_What to produce_:
Collect each line holding the string "UNKNOWN".

_Dataset excerpts_:
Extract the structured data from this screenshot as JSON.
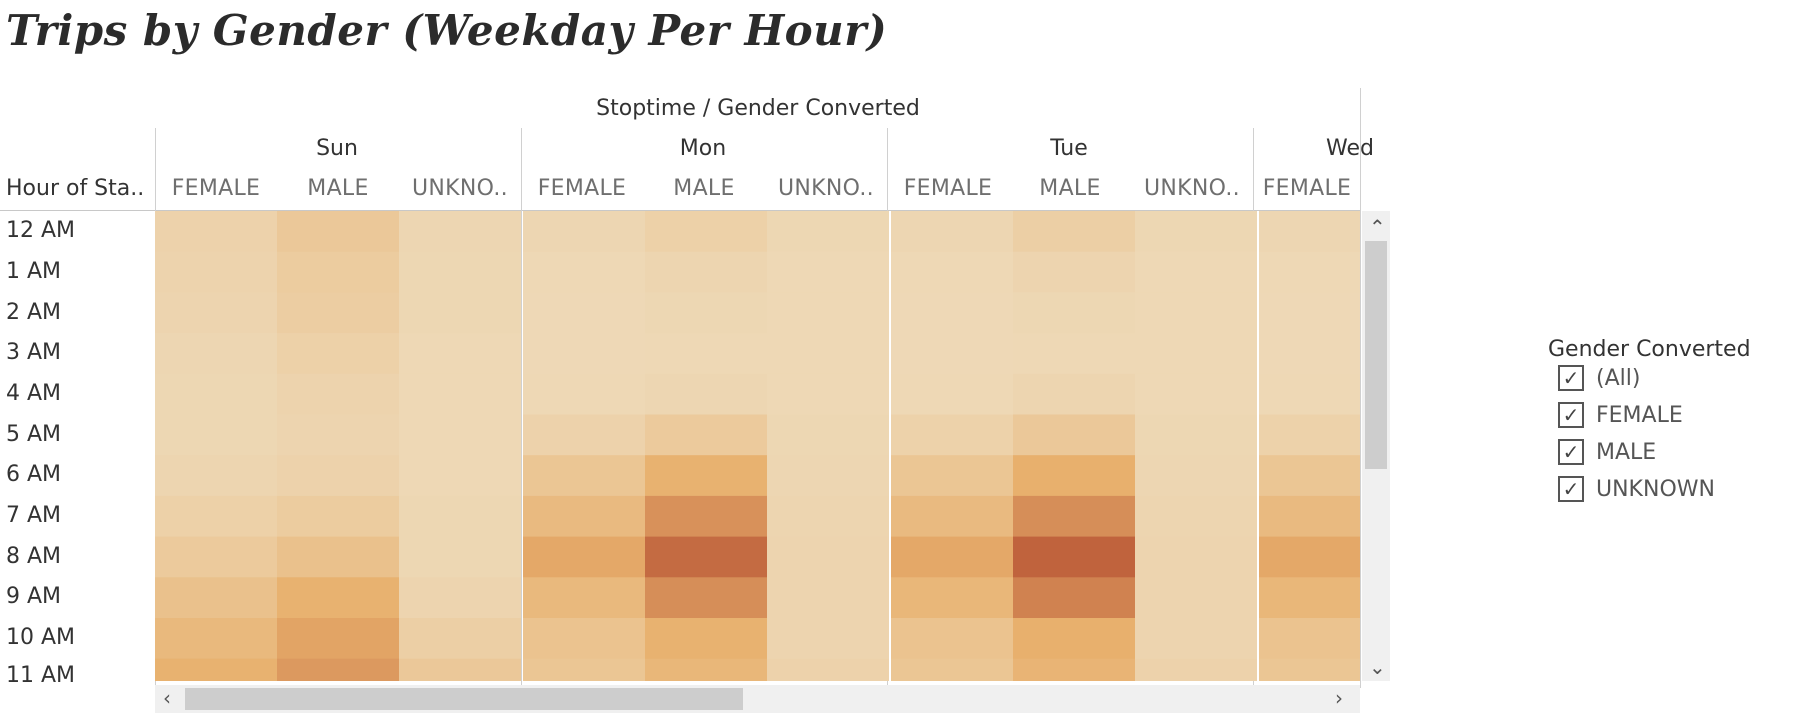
{
  "title": "Trips by Gender (Weekday Per Hour)",
  "column_axis_title": "Stoptime / Gender Converted",
  "row_axis_title": "Hour of Sta..",
  "days": [
    "Sun",
    "Mon",
    "Tue",
    "Wed"
  ],
  "gender_headers": [
    "FEMALE",
    "MALE",
    "UNKNO..",
    "FEMALE",
    "MALE",
    "UNKNO..",
    "FEMALE",
    "MALE",
    "UNKNO..",
    "FEMALE"
  ],
  "hours": [
    "12 AM",
    "1 AM",
    "2 AM",
    "3 AM",
    "4 AM",
    "5 AM",
    "6 AM",
    "7 AM",
    "8 AM",
    "9 AM",
    "10 AM",
    "11 AM"
  ],
  "legend": {
    "title": "Gender Converted",
    "items": [
      {
        "label": "(All)",
        "checked": true
      },
      {
        "label": "FEMALE",
        "checked": true
      },
      {
        "label": "MALE",
        "checked": true
      },
      {
        "label": "UNKNOWN",
        "checked": true
      }
    ]
  },
  "colors": {
    "low": "#eedbbb",
    "mid": "#e8b06d",
    "high": "#c0633d"
  },
  "chart_data": {
    "type": "heatmap",
    "x_column_groups": [
      "Sun",
      "Mon",
      "Tue",
      "Wed"
    ],
    "x_columns": [
      "Sun FEMALE",
      "Sun MALE",
      "Sun UNKNOWN",
      "Mon FEMALE",
      "Mon MALE",
      "Mon UNKNOWN",
      "Tue FEMALE",
      "Tue MALE",
      "Tue UNKNOWN",
      "Wed FEMALE"
    ],
    "y": [
      "12 AM",
      "1 AM",
      "2 AM",
      "3 AM",
      "4 AM",
      "5 AM",
      "6 AM",
      "7 AM",
      "8 AM",
      "9 AM",
      "10 AM",
      "11 AM"
    ],
    "values": [
      [
        0.1,
        0.22,
        0.06,
        0.06,
        0.12,
        0.05,
        0.06,
        0.14,
        0.05,
        0.06
      ],
      [
        0.09,
        0.18,
        0.05,
        0.04,
        0.07,
        0.04,
        0.04,
        0.08,
        0.04,
        0.04
      ],
      [
        0.08,
        0.16,
        0.05,
        0.03,
        0.05,
        0.04,
        0.03,
        0.05,
        0.04,
        0.03
      ],
      [
        0.06,
        0.12,
        0.04,
        0.03,
        0.04,
        0.04,
        0.03,
        0.04,
        0.04,
        0.03
      ],
      [
        0.05,
        0.09,
        0.04,
        0.04,
        0.06,
        0.04,
        0.04,
        0.07,
        0.04,
        0.04
      ],
      [
        0.05,
        0.08,
        0.04,
        0.1,
        0.2,
        0.05,
        0.11,
        0.22,
        0.05,
        0.11
      ],
      [
        0.07,
        0.1,
        0.04,
        0.25,
        0.48,
        0.06,
        0.25,
        0.5,
        0.06,
        0.25
      ],
      [
        0.12,
        0.18,
        0.05,
        0.38,
        0.7,
        0.07,
        0.38,
        0.72,
        0.07,
        0.38
      ],
      [
        0.2,
        0.3,
        0.05,
        0.55,
        0.95,
        0.08,
        0.55,
        1.0,
        0.08,
        0.55
      ],
      [
        0.3,
        0.48,
        0.08,
        0.4,
        0.72,
        0.08,
        0.42,
        0.8,
        0.08,
        0.42
      ],
      [
        0.4,
        0.58,
        0.14,
        0.28,
        0.48,
        0.08,
        0.28,
        0.5,
        0.08,
        0.28
      ],
      [
        0.48,
        0.65,
        0.22,
        0.25,
        0.42,
        0.1,
        0.25,
        0.45,
        0.1,
        0.25
      ]
    ],
    "scale": "relative (0 = lightest, 1 = darkest)"
  }
}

_The response_:
        "label": "UNKNOWN",
      "Sun UNKNOWN",
      "Mon UNKNOWN",
      "Tue UNKNOWN",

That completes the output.